*Goal of the exercise*
Please output every line of the material as it stands, without the pictures.

%%

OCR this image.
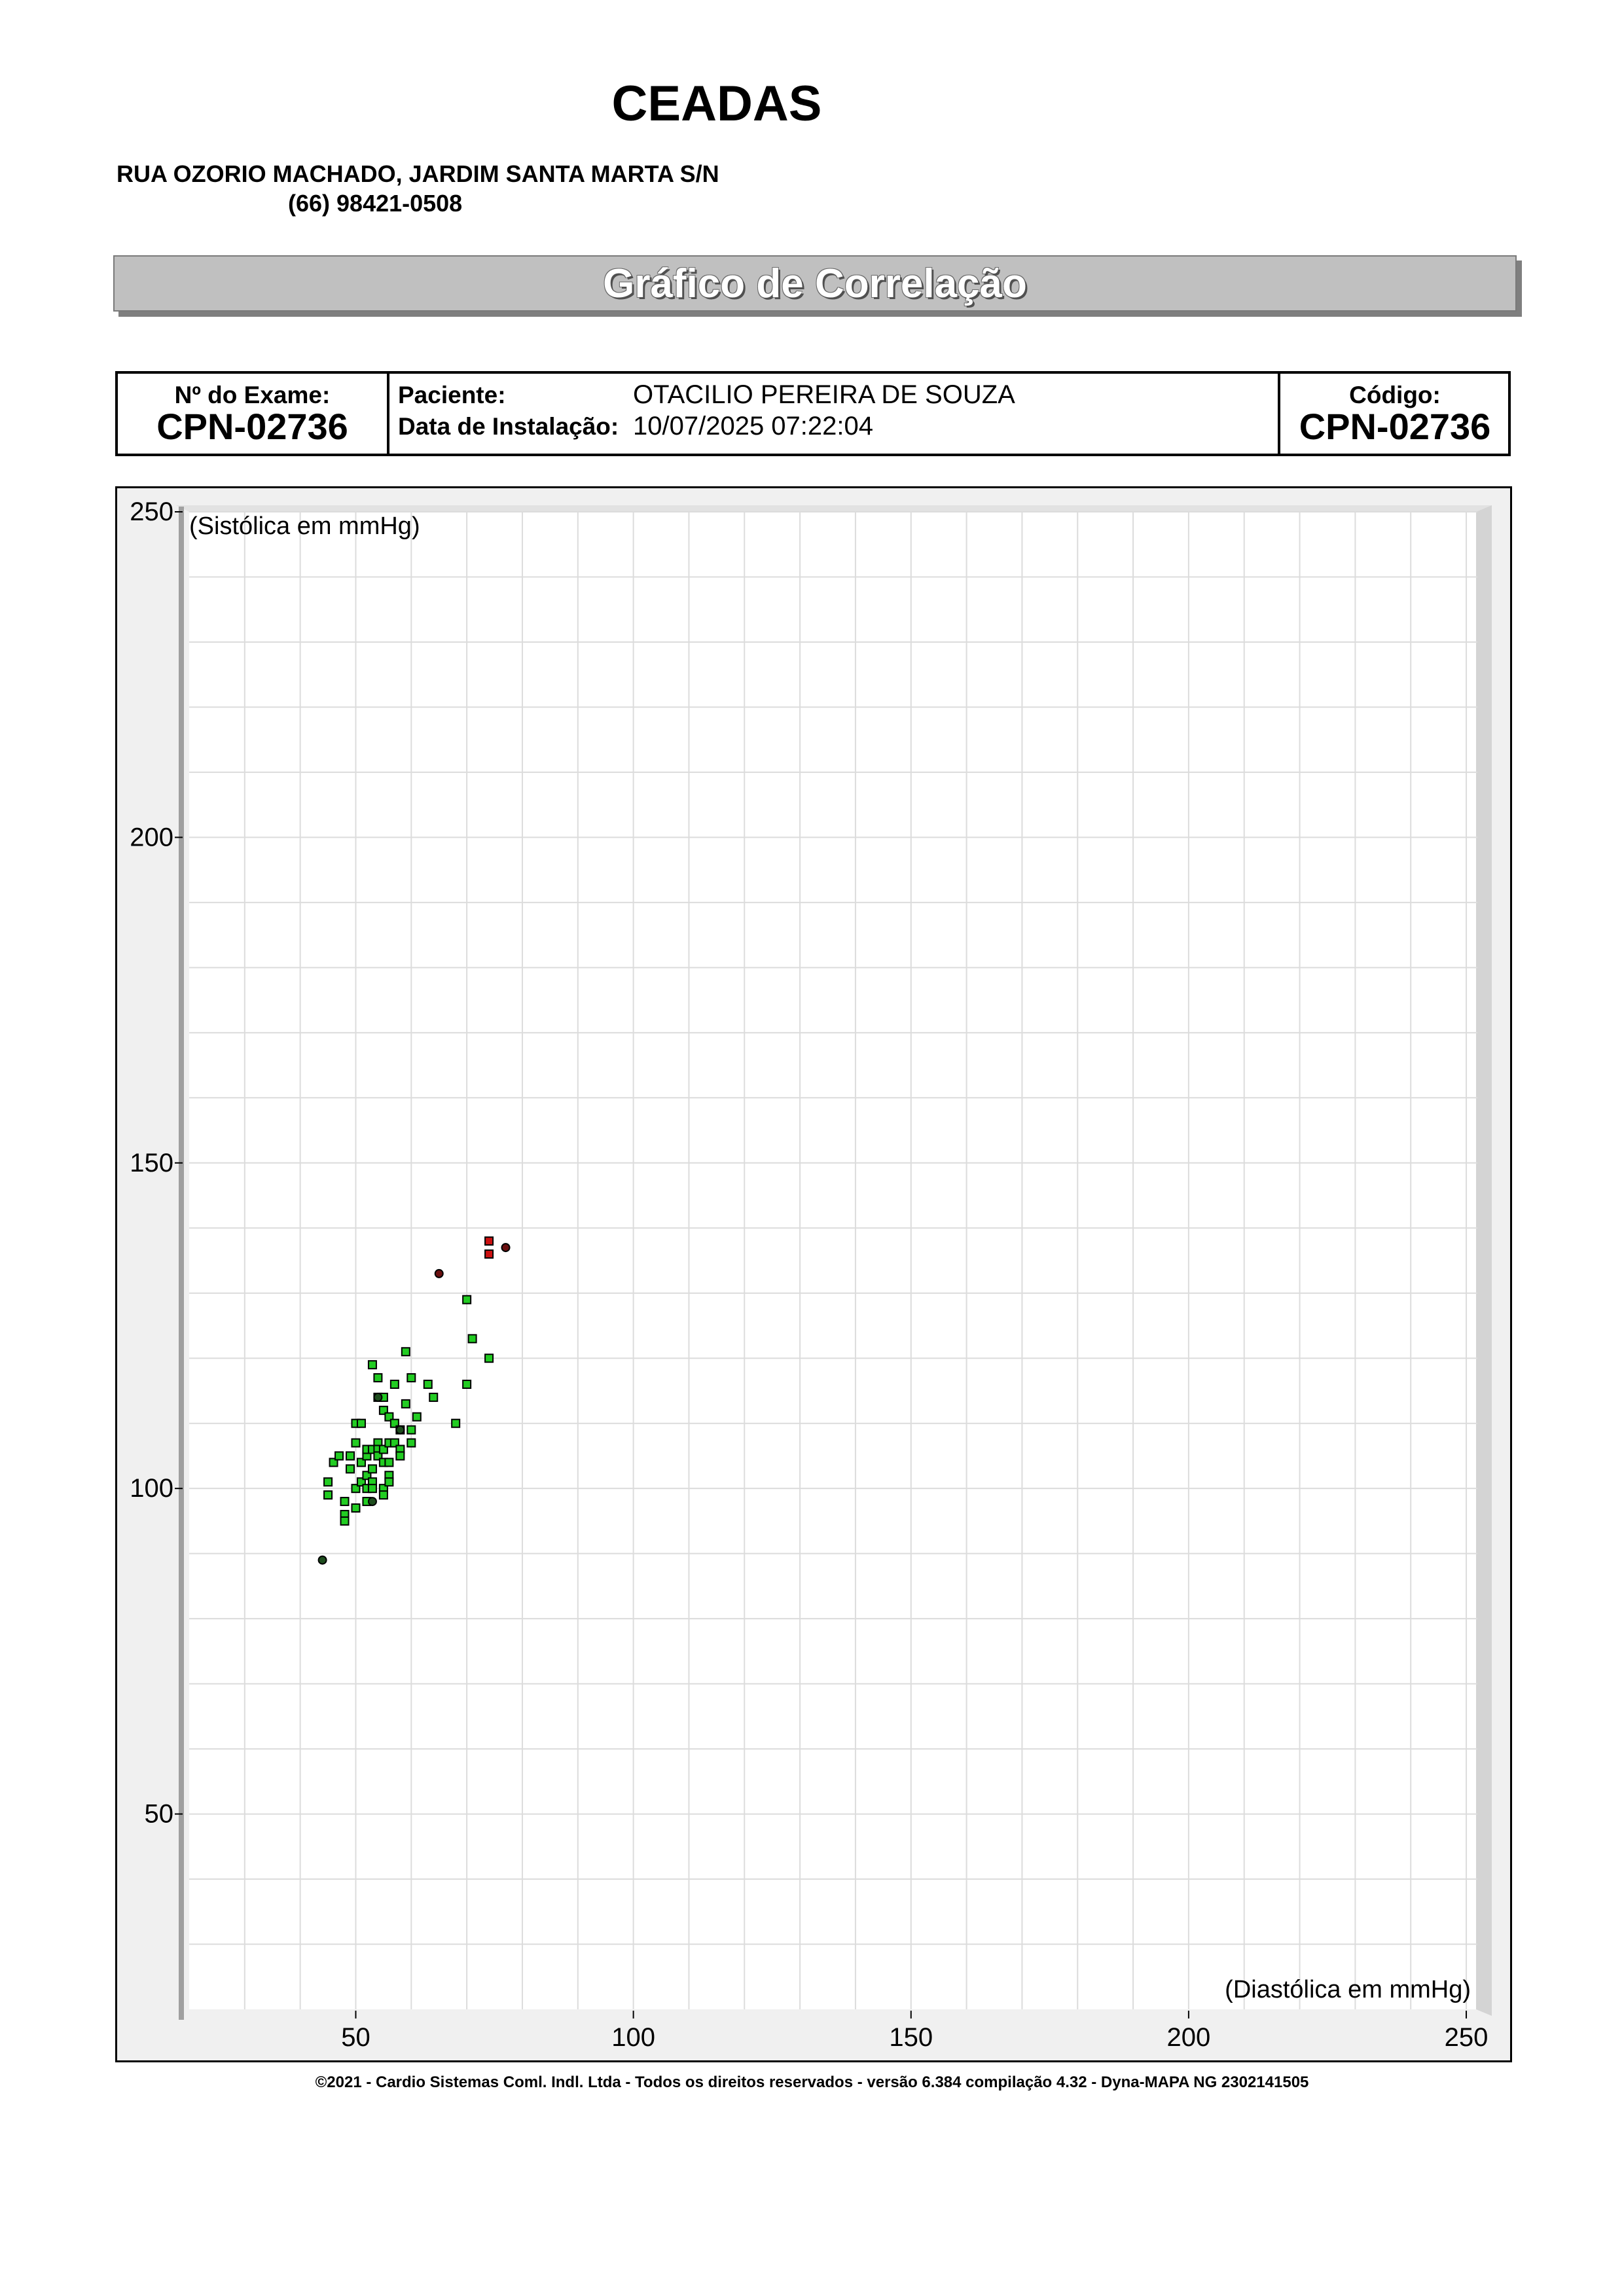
CEADAS
RUA OZORIO MACHADO, JARDIM SANTA MARTA S/N
(66) 98421-0508
Gráfico de Correlação
Nº do Exame:
CPN-02736
Paciente:	OTACILIO PEREIRA DE SOUZA
Data de Instalação: 10/07/2025 07:22:04
Código:
CPN-02736
50	100	150	200	250
50
100
150
200
250 (Sistólica em mmHg)
(Diastólica em mmHg)
©2021 - Cardio Sistemas Coml. Indl. Ltda - Todos os direitos reservados - versão 6.384 compilação 4.32 - Dyna-MAPA NG 2302141505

%%

*Answer in full*
OCR this image.
CEADAS
RUA OZORIO MACHADO, JARDIM SANTA MARTA S/N
(66) 98421-0508
Gráfico de Correlação
Nº do Exame:
CPN-02736
Paciente:	OTACILIO PEREIRA DE SOUZA
Data de Instalação: 10/07/2025 07:22:04
Código:
CPN-02736
50	100	150	200	250
50
100
150
200
250 (Sistólica em mmHg)
(Diastólica em mmHg)
©2021 - Cardio Sistemas Coml. Indl. Ltda - Todos os direitos reservados - versão 6.384 compilação 4.32 - Dyna-MAPA NG 2302141505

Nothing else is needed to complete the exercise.